◆ **Materials provided**:

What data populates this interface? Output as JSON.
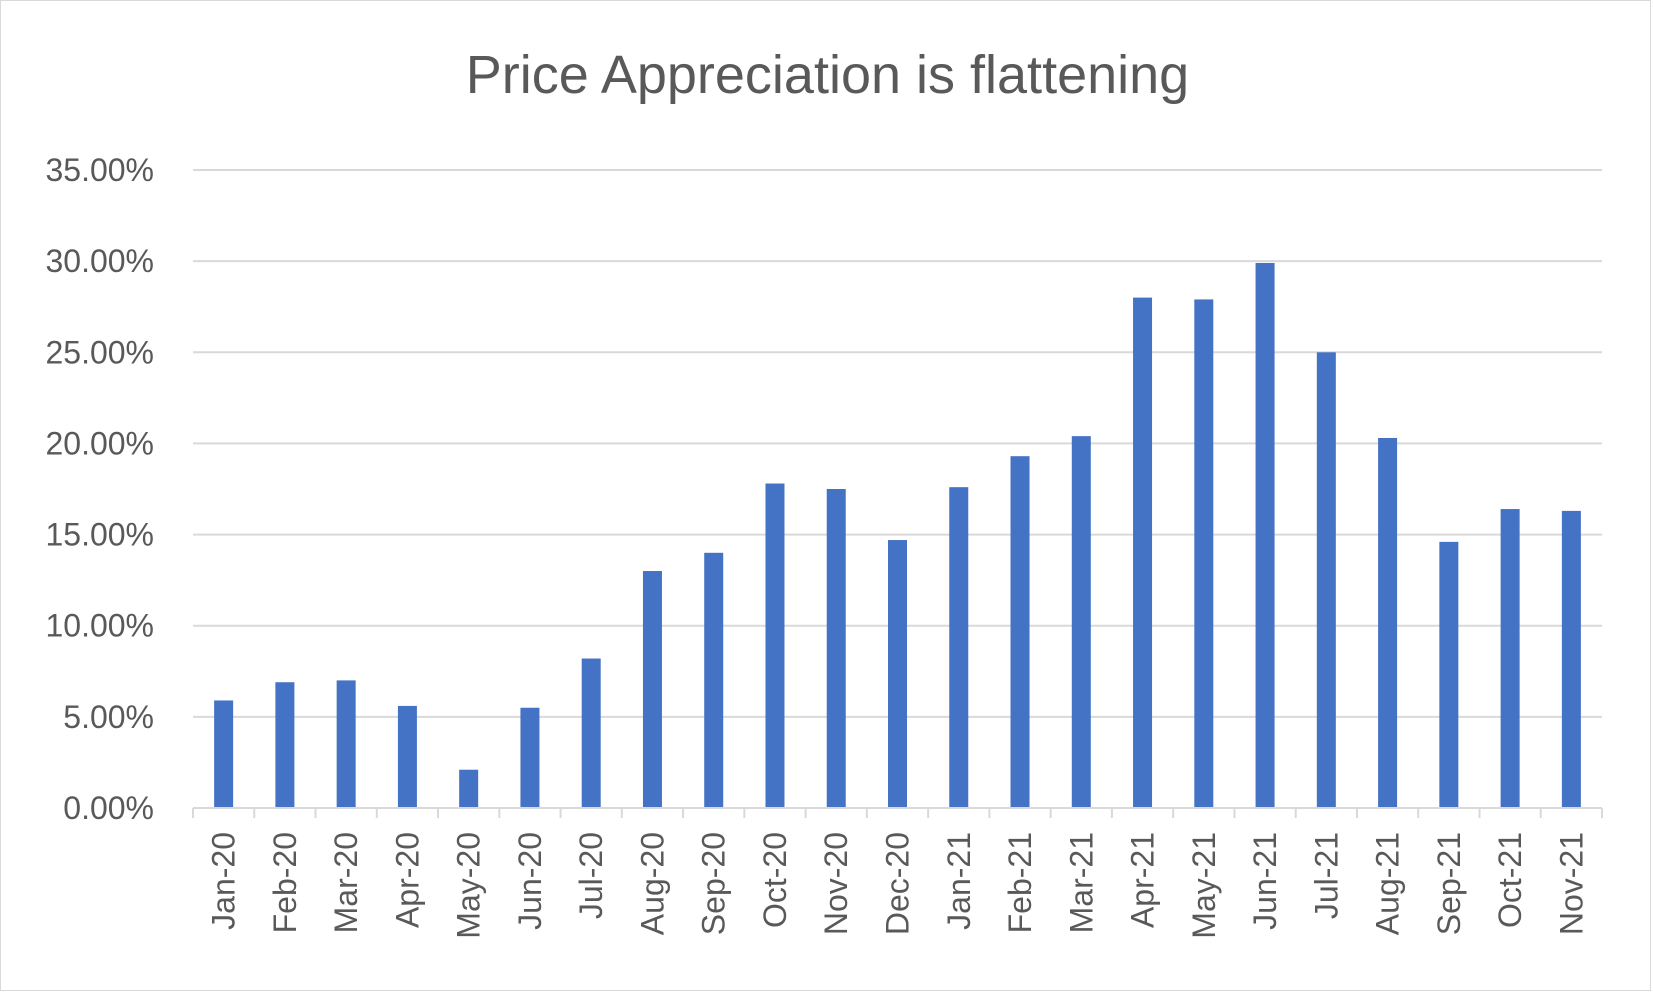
{
  "chart_data": {
    "type": "bar",
    "title": "Price Appreciation is flattening",
    "xlabel": "",
    "ylabel": "",
    "ylim": [
      0,
      35
    ],
    "y_ticks": [
      "0.00%",
      "5.00%",
      "10.00%",
      "15.00%",
      "20.00%",
      "25.00%",
      "30.00%",
      "35.00%"
    ],
    "grid": true,
    "bar_color": "#4472C4",
    "categories": [
      "Jan-20",
      "Feb-20",
      "Mar-20",
      "Apr-20",
      "May-20",
      "Jun-20",
      "Jul-20",
      "Aug-20",
      "Sep-20",
      "Oct-20",
      "Nov-20",
      "Dec-20",
      "Jan-21",
      "Feb-21",
      "Mar-21",
      "Apr-21",
      "May-21",
      "Jun-21",
      "Jul-21",
      "Aug-21",
      "Sep-21",
      "Oct-21",
      "Nov-21"
    ],
    "values": [
      5.9,
      6.9,
      7.0,
      5.6,
      2.1,
      5.5,
      8.2,
      13.0,
      14.0,
      17.8,
      17.5,
      14.7,
      17.6,
      19.3,
      20.4,
      28.0,
      27.9,
      29.9,
      25.0,
      20.3,
      14.6,
      16.4,
      16.3
    ]
  }
}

◆ **Description of the task**: Each entry shown above must be quoted exactly, with its pictures left out.

◆ **Answer for this exercise**:
What data populates this interface? Output as JSON.
{
  "chart_data": {
    "type": "bar",
    "title": "Price Appreciation is flattening",
    "xlabel": "",
    "ylabel": "",
    "ylim": [
      0,
      35
    ],
    "y_ticks": [
      "0.00%",
      "5.00%",
      "10.00%",
      "15.00%",
      "20.00%",
      "25.00%",
      "30.00%",
      "35.00%"
    ],
    "grid": true,
    "bar_color": "#4472C4",
    "categories": [
      "Jan-20",
      "Feb-20",
      "Mar-20",
      "Apr-20",
      "May-20",
      "Jun-20",
      "Jul-20",
      "Aug-20",
      "Sep-20",
      "Oct-20",
      "Nov-20",
      "Dec-20",
      "Jan-21",
      "Feb-21",
      "Mar-21",
      "Apr-21",
      "May-21",
      "Jun-21",
      "Jul-21",
      "Aug-21",
      "Sep-21",
      "Oct-21",
      "Nov-21"
    ],
    "values": [
      5.9,
      6.9,
      7.0,
      5.6,
      2.1,
      5.5,
      8.2,
      13.0,
      14.0,
      17.8,
      17.5,
      14.7,
      17.6,
      19.3,
      20.4,
      28.0,
      27.9,
      29.9,
      25.0,
      20.3,
      14.6,
      16.4,
      16.3
    ]
  }
}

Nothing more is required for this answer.